TASK DETAILS: Extract every line where the string "What" appears.

(Records from a dataset)
════════════════════

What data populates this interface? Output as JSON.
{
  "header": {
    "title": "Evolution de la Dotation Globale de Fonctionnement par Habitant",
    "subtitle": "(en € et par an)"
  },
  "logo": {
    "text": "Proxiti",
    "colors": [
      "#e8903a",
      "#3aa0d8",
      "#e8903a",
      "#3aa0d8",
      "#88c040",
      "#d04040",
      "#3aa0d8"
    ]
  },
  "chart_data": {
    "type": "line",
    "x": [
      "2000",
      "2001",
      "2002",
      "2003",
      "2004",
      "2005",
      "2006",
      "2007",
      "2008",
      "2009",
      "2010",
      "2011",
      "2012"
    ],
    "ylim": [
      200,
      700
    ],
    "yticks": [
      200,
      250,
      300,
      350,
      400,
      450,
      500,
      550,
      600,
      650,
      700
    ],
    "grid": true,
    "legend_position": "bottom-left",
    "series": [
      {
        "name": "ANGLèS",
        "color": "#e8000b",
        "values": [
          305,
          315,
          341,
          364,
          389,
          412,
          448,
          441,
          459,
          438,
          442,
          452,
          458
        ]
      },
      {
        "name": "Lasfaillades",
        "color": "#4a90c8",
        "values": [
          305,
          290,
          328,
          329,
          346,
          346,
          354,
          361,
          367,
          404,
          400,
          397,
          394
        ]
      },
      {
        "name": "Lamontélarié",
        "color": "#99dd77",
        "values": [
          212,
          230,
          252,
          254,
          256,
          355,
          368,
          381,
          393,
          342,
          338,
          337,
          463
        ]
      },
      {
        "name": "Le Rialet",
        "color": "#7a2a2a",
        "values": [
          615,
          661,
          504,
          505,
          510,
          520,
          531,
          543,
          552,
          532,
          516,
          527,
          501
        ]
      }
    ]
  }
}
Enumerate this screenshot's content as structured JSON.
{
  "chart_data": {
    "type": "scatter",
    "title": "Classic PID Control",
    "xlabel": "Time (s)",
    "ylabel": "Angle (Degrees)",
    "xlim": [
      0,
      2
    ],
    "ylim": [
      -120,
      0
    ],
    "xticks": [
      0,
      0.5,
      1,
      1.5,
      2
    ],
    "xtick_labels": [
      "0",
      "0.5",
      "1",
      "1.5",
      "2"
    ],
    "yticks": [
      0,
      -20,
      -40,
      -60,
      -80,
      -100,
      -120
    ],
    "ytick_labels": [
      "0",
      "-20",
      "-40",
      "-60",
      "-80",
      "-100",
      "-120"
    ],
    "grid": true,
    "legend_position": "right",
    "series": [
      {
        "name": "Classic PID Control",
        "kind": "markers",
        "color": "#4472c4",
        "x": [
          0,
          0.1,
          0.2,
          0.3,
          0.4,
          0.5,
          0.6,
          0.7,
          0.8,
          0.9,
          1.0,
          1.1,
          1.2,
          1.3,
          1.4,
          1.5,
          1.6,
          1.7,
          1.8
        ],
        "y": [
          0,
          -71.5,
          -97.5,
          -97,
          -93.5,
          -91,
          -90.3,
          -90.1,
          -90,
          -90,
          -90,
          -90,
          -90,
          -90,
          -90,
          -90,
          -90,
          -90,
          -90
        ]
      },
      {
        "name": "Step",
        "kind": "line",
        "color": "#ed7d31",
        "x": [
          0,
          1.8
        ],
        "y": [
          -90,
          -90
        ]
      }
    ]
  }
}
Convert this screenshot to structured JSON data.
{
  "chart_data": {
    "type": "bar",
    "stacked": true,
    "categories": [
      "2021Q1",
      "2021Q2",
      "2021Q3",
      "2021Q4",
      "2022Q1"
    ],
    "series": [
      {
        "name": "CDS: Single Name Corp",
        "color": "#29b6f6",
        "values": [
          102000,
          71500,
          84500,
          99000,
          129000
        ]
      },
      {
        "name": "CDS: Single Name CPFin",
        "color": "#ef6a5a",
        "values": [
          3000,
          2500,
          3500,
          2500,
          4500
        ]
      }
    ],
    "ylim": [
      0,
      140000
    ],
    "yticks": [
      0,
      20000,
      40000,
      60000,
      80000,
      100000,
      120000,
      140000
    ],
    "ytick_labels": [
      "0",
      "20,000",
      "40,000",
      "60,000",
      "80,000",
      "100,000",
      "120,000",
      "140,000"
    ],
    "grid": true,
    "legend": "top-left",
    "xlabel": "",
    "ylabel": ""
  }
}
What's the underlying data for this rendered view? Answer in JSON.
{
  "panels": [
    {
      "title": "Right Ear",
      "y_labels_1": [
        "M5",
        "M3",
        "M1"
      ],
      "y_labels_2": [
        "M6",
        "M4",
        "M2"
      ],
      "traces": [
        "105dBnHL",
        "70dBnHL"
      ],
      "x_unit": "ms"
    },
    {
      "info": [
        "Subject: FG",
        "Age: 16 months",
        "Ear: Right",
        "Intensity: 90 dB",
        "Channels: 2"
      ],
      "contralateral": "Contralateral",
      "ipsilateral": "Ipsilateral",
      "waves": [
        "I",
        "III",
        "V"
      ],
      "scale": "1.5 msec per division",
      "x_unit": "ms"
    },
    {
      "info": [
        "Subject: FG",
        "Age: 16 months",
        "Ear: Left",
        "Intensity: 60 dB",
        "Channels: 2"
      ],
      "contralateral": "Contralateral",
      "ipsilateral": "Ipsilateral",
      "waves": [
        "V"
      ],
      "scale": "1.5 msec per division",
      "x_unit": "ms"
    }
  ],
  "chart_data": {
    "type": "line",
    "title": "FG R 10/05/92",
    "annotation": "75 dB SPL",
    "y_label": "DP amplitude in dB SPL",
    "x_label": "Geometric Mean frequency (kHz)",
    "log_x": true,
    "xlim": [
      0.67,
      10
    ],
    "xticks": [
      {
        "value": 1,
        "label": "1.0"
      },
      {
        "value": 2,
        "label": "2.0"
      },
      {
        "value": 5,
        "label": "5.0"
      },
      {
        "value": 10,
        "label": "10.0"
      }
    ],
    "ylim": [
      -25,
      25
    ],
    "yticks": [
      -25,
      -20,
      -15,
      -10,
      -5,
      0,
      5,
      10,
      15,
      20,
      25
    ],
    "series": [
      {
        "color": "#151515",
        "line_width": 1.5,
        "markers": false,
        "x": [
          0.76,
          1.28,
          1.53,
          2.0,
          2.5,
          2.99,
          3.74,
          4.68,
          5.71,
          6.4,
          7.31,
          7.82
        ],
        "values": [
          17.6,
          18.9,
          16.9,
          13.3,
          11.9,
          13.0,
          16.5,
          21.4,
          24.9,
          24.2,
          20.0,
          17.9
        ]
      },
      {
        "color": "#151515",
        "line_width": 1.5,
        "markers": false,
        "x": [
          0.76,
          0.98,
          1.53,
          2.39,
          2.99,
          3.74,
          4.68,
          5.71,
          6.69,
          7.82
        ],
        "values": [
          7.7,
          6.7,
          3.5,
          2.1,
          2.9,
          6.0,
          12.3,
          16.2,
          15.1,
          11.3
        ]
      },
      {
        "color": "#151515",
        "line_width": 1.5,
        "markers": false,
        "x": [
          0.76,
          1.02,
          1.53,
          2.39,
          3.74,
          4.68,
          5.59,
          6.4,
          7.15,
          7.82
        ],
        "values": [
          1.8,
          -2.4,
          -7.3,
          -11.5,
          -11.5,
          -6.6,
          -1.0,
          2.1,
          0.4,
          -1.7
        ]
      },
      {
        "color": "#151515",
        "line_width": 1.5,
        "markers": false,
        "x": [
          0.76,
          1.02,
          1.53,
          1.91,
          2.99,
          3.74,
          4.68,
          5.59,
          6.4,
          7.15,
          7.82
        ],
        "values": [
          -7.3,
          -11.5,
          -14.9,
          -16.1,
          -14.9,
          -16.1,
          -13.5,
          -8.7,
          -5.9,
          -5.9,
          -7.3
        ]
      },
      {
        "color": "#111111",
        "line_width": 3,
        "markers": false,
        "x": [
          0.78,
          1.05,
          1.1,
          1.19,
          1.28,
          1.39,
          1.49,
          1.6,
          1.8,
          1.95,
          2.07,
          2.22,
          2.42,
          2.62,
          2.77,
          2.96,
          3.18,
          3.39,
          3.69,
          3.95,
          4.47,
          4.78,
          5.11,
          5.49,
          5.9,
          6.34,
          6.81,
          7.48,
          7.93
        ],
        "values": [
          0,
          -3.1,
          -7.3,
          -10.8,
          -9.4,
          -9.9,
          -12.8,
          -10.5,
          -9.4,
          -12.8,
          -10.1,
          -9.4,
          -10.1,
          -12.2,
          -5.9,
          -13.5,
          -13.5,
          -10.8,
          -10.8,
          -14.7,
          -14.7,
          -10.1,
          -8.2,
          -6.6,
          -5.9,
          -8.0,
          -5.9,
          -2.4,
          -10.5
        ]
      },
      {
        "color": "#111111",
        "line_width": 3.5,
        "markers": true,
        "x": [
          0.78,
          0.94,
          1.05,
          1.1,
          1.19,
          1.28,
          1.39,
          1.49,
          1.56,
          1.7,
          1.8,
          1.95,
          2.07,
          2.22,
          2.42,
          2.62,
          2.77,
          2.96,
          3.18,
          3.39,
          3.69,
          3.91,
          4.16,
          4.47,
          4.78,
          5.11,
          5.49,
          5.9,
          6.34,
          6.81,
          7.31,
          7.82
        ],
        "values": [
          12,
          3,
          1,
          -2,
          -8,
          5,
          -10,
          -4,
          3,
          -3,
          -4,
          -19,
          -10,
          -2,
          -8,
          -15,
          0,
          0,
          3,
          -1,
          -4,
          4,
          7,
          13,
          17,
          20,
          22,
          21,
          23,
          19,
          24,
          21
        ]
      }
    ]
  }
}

════════════════════

OUTPUT OF THE TASK:
What data populates this interface? Output as JSON.
What's the underlying data for this rendered view? Answer in JSON.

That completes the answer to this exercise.